Records that describe figures
━━━━━━━━━━
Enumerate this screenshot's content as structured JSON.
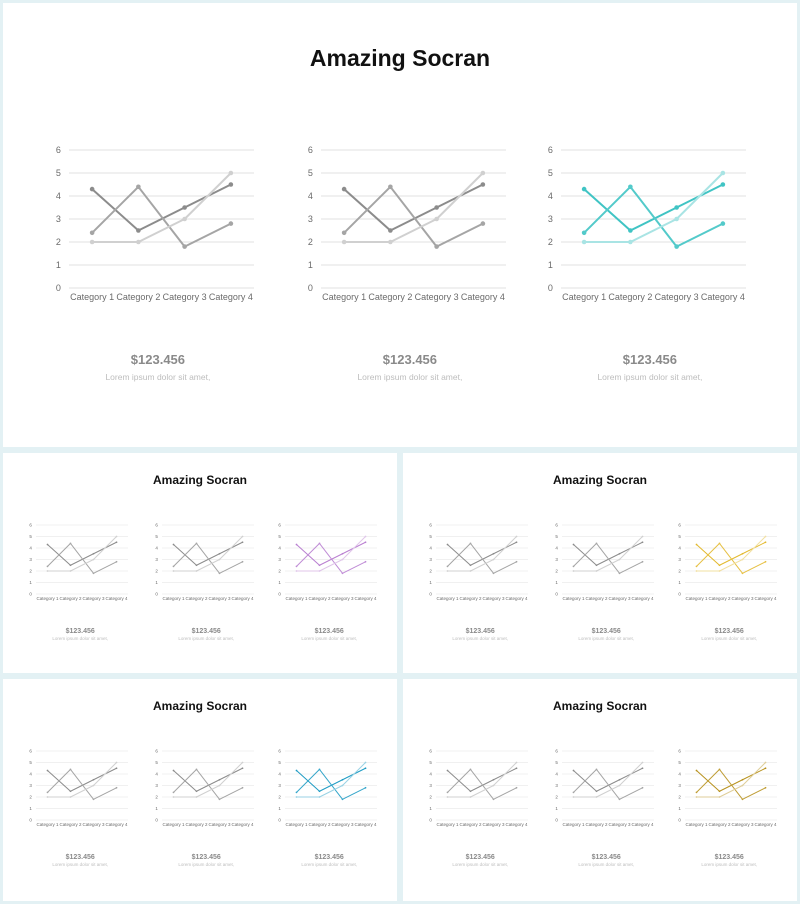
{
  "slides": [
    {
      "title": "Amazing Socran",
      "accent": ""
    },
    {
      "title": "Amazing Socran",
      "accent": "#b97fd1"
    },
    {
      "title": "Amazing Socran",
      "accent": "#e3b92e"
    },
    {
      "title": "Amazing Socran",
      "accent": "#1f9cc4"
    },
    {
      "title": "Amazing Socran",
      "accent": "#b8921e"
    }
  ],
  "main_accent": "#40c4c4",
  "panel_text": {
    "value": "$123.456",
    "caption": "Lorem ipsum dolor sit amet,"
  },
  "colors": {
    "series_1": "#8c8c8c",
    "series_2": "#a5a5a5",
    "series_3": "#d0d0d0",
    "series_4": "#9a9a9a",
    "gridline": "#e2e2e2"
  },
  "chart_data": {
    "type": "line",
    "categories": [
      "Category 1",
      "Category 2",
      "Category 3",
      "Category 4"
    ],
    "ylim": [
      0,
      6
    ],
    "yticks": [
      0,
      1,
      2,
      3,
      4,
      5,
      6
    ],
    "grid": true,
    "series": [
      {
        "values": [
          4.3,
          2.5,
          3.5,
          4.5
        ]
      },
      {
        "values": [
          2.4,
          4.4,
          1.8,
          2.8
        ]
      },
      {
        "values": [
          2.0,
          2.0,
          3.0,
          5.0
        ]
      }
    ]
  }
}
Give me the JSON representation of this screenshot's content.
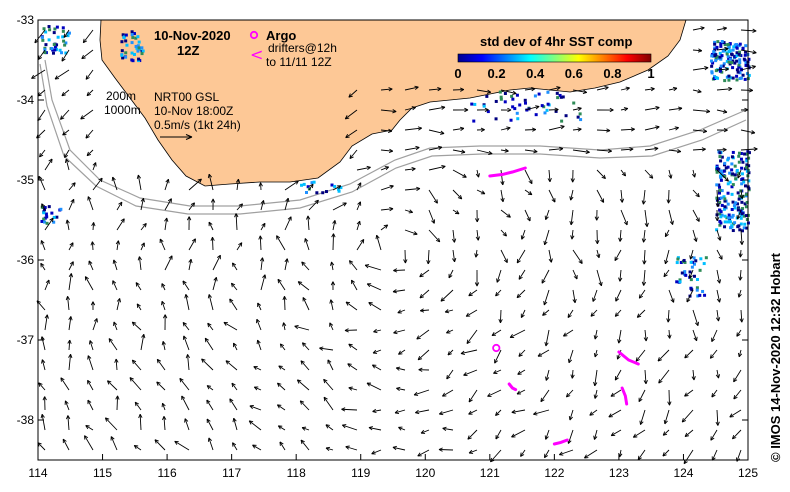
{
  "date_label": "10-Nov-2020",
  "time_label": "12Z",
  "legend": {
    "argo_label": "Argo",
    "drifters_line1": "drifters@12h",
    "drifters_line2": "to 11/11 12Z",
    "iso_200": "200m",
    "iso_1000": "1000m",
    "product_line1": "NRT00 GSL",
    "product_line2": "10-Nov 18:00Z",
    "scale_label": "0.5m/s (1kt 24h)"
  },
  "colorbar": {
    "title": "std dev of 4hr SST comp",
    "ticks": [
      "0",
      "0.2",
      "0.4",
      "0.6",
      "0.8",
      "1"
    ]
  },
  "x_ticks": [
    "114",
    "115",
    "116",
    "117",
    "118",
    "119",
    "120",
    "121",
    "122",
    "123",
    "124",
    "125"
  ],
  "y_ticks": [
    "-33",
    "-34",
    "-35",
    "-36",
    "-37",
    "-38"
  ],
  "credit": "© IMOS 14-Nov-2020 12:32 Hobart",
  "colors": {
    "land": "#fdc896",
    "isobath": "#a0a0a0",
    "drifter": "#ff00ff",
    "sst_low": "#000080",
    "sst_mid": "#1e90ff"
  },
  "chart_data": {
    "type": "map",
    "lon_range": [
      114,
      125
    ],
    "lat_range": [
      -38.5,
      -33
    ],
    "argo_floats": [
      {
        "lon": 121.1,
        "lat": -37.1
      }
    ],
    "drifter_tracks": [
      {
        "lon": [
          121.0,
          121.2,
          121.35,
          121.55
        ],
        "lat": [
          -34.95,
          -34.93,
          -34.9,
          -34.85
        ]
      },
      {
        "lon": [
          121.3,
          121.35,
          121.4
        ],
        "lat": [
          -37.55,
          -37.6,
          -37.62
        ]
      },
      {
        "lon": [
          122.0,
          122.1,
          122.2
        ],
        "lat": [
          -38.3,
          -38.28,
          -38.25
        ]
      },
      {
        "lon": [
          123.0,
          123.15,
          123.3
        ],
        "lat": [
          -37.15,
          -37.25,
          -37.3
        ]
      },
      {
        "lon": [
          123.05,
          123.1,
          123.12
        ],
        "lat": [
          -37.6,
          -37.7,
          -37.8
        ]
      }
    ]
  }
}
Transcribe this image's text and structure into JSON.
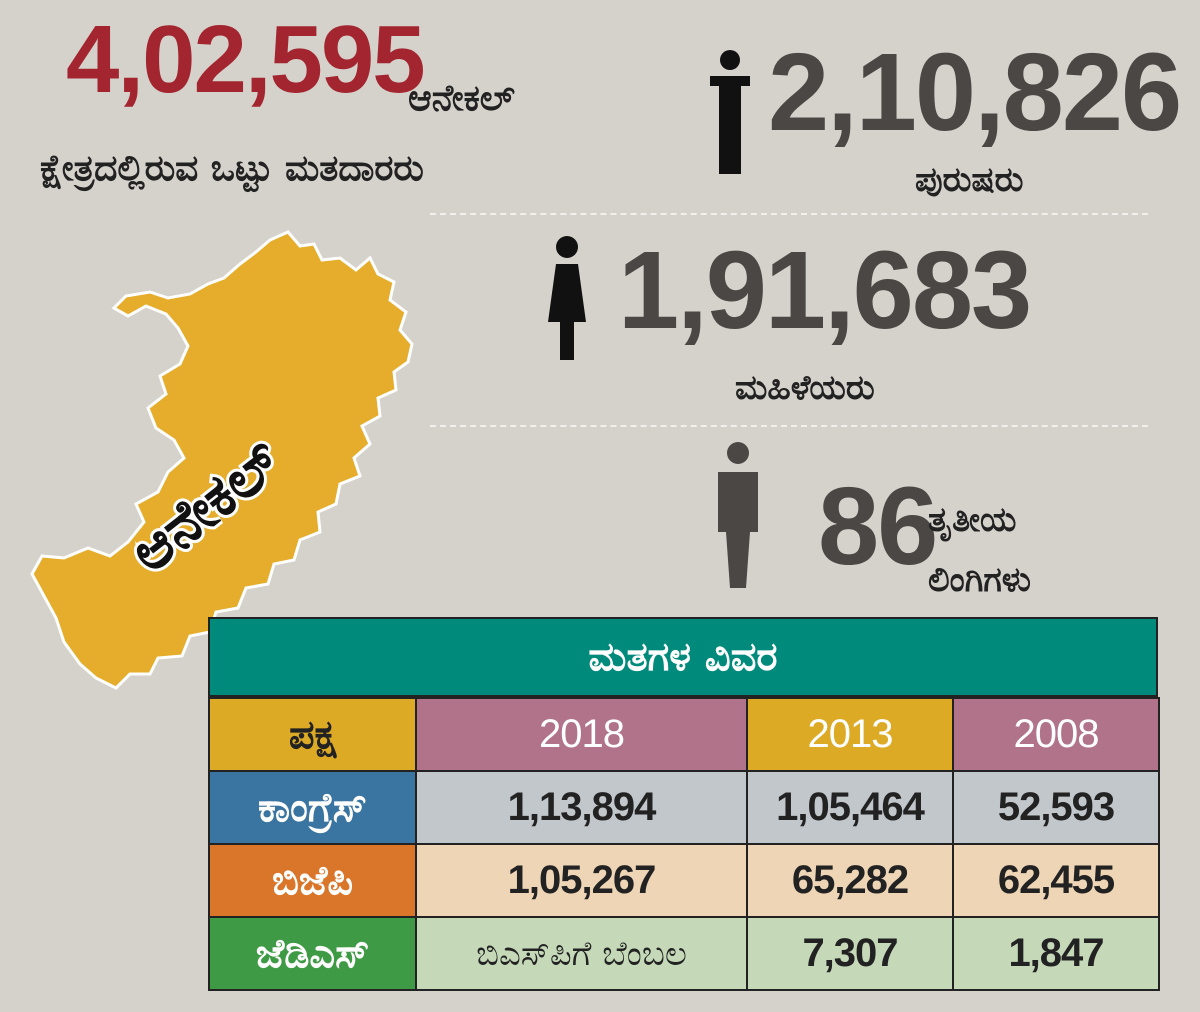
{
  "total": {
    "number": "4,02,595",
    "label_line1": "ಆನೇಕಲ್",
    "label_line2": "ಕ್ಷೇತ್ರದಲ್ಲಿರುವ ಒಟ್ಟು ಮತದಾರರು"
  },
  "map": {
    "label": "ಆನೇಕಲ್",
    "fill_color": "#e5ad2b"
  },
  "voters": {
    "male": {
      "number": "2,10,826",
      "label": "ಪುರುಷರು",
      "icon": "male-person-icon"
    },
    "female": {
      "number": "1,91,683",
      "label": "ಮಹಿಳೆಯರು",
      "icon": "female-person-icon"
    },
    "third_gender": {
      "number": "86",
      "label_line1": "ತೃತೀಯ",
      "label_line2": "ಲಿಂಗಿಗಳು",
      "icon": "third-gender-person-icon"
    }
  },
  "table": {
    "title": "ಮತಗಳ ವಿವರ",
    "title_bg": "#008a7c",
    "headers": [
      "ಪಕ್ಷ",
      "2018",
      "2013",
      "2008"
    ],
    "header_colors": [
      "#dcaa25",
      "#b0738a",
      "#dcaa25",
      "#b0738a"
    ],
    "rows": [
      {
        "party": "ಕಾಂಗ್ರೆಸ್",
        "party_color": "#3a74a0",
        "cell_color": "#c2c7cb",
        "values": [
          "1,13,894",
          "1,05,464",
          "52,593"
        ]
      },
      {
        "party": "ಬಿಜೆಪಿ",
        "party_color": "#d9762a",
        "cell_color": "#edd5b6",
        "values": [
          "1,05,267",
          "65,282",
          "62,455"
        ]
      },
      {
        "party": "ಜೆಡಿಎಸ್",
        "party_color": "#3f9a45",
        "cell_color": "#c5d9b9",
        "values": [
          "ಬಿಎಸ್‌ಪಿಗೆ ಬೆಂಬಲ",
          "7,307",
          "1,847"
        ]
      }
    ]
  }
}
━━━━━━━━━━
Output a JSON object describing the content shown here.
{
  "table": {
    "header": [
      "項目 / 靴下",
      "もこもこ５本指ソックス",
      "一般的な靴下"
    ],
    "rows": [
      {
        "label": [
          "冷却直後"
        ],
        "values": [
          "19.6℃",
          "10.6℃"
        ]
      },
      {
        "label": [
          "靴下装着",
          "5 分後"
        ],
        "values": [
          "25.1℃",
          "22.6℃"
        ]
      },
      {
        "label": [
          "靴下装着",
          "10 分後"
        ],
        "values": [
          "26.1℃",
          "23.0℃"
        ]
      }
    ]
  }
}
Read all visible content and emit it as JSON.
━━━━━━━━━━
**What is asked**
Only the lines from the line with "Output a JSON" to the line with "Read all visible content and emit it as JSON.", inclusive, are to be printed, exactly as they appear.

**Reply to the exercise**
Output a JSON object describing the content shown here.
{
  "table": {
    "header": [
      "項目 / 靴下",
      "もこもこ５本指ソックス",
      "一般的な靴下"
    ],
    "rows": [
      {
        "label": [
          "冷却直後"
        ],
        "values": [
          "19.6℃",
          "10.6℃"
        ]
      },
      {
        "label": [
          "靴下装着",
          "5 分後"
        ],
        "values": [
          "25.1℃",
          "22.6℃"
        ]
      },
      {
        "label": [
          "靴下装着",
          "10 分後"
        ],
        "values": [
          "26.1℃",
          "23.0℃"
        ]
      }
    ]
  }
}
Read all visible content and emit it as JSON.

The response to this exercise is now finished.